◆ Ausgewählter Auszug:

Auch wenn an den beschriebenen Ansatzpunkten zurecht geforscht werden muss, lehnt die seriöse Wissenschaft de Grey mit seinem selbstüberschätzenden Optimismus ab; da das Problem der Alterung, hieß es in einer vergnüglichen Parodie im MIT Technology Review, nun gelöst sei, könne sich de Grey ja anderen Aufgaben zuwenden, zum Beispiel der Frage, fliegende Schweine zu erzeugen. Jedenfalls bietet auch de Grey keinen bislang unentdeckten Pfad zur Unsterblichkeit.

»Das Machtungleichgewicht zugunsten der Alten ist ein Problem.«

Daher, fasst Ramakrishnan den Stand der Forschung zusammen, Fakten auf den Tisch: Selbst wenn man alle altersbedingten Todesursachen beseitigen könnte, würde das die Lebenserwartung um nicht mehr als maximal 15 Jahre verlängern. Ewiges Leben gibt es nicht, alles andere ist Science Fiction. Antioxidantien sind gesundheitlich nutzbringend, wirken sich aber kaum auf den Alterungsprozess aus. Hormonpräparate bringen nichts. Kalorienbeschränkung könnte die Lebensdauer etwas verlängern, bewiesen wurde das aber noch nie. Fortschritte beim Klonen und in der Stammzellenforschung dürften den Ersatz von Organen möglich machen, aber das Gehirn wird dadurch nicht neuprogrammiert. Wir alle haben das Ziel, jung zu sterben – nach langer Zeit. Aber das Ziel erreichen wir nur, so die Quintessenz der Forschung, in der Symbiose von wissenschaftlichem Fortschritt, sozialverträglichem Umfeld und gesunder Lebensführung. Für unsere Lebensdauer besteht eine natürliche Obergrenze von 120 Jahren, und die Frage ist, welche Jahre wir bei guter Gesundheit, welche bei schlechterer Gesundheit verbringen bzw. ob wir es schaffen, eine Kompression der Morbidität zu erreichen. Für Ramakrishnan ist diese Wette, inwieweit Menschen bis ins hohe Alter ein gesundes Leben führen können, grundsätzlich offen. Da derzeit Staaten und Privatunternehmen viel Geld in die Altersforschung investierten, könne sich erst in 10 oder 20 Jahren wirklich abzeichnen, ob und in welchem Umfang diese Bestrebungen Erfolg haben werden. Wie beim Durchbruch der Covid-Impfstoffe wird sich in Zukunft einiges tun, aber nicht jedes Mittelchen und auch keine Bluttransfusion wird die Sterblichkeit aufhalten. So sehr wir uns über wissenschaftliche Erfolge freuen, müssten wir uns auch vergegenwärtigen, dass selbst nach Jahrzehnten der Krebsbekämpfung das Krebsproblem noch nicht gelöst sei.

◆ Aufgabe: Schreibe den Text oben über Altersforschung und Lebenserwartung nach seinem letzten Satz weiter.

◆ Datenauszug:
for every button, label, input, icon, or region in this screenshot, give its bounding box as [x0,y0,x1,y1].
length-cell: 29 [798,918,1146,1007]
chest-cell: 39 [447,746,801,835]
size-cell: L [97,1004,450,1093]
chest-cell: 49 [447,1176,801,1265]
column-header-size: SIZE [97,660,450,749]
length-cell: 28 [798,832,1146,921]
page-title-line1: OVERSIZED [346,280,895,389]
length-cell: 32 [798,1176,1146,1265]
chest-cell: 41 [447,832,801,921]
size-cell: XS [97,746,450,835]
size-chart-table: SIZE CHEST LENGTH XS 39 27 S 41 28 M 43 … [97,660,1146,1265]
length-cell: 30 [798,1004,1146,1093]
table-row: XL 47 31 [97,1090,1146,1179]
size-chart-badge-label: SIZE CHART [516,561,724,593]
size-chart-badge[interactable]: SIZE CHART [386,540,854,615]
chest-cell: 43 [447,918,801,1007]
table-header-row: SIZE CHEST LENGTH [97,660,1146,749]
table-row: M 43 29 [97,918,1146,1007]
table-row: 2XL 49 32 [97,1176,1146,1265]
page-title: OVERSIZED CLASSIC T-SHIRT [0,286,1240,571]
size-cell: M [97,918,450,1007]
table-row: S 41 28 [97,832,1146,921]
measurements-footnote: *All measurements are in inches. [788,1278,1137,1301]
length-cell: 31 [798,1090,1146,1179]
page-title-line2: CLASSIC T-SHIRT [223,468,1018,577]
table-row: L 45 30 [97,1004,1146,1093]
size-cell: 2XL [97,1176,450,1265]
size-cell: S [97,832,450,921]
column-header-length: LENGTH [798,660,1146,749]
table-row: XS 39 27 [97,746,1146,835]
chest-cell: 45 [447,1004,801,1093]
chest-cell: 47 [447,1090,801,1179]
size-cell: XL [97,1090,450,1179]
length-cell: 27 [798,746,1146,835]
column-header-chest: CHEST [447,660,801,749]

◆ Deine Antwort:
Zum Schluss wird der britische Nobelpreisträger politisch. Denn eigentlich, so der wahrscheinlich wichtigste Hinweis des Buches, geht es gar nicht um die Frage, wie wir für uns noch ein paar gesunde Jahre herausholen. Die entscheidende Frage ist, was passiert, wenn es der Wissenschaft tatsächlich gelingt, die Alterung zu bekämpfen und die Morbidität zu komprimieren. Was geschieht mit einer Gesellschaft, in der die Menschen über das 100. Lebensjahr hinaus gesund bleiben?

Ramakrishnan ist sich im Klaren darüber, dass diese alternde Gesellschaft tiefgreifende, unvorhersehbare Folgen haben wird. In manchen Ländern dürfte es in Zukunft doppelt so viele Menschen im Ruhestand geben wie Arbeitskräfte, die die Kosten der medizinischen Versorgung erwirtschaften. Soziale Ungleichheit verschärft sich: eine Zwei-Klassen-Gesellschaft sei absehbar mit denjenigen, die sich Gesundheit leisten könnten und jenen, die sie sich nicht leisten können. Berufslaufbahnen müssten verlängert werden. Das wiederum würde bedeuten, dass die älteren Kohorten noch stärker überrepräsentiert wären, in Politik, in Gremien, in Unternehmen, wobei es doch die jungen Leute seien, die auf die Welt mit frischen Augen blickten.

Das Machtungleichgewicht zugunsten der Alten ist ein Problem. In der Generationengerechtigkeit sieht Ramakrishnan eine der größten Herausforderungen der Gegenwart. Sich den gesellschaftlichen Dimensionen der Alterung zu widmen, ist nach Einschätzung des Nobelpreisträgers die eigentliche wichtige und komplexe Aufgabe, die ansteht. Denn die Antwort auf die Frage, wie wir als Individuen gut und lange leben können, ist nach Ramakrishnan schnell geliefert. Vergessen Sie Anti-Aging. Essen Sie naturbelassene Nahrung, nicht zu viel und überwiegend Pflanzen, bewegen Sie sich und sorgen Sie für tiefen, erholsamen Schlaf. Das ist alles, was Sie tun müssen. Sie benötigen keine 2 Millionen Dollar, um lange zu leben. Die haben die Hundertjährigen, die es ja gab und gibt, auch nie gehabt.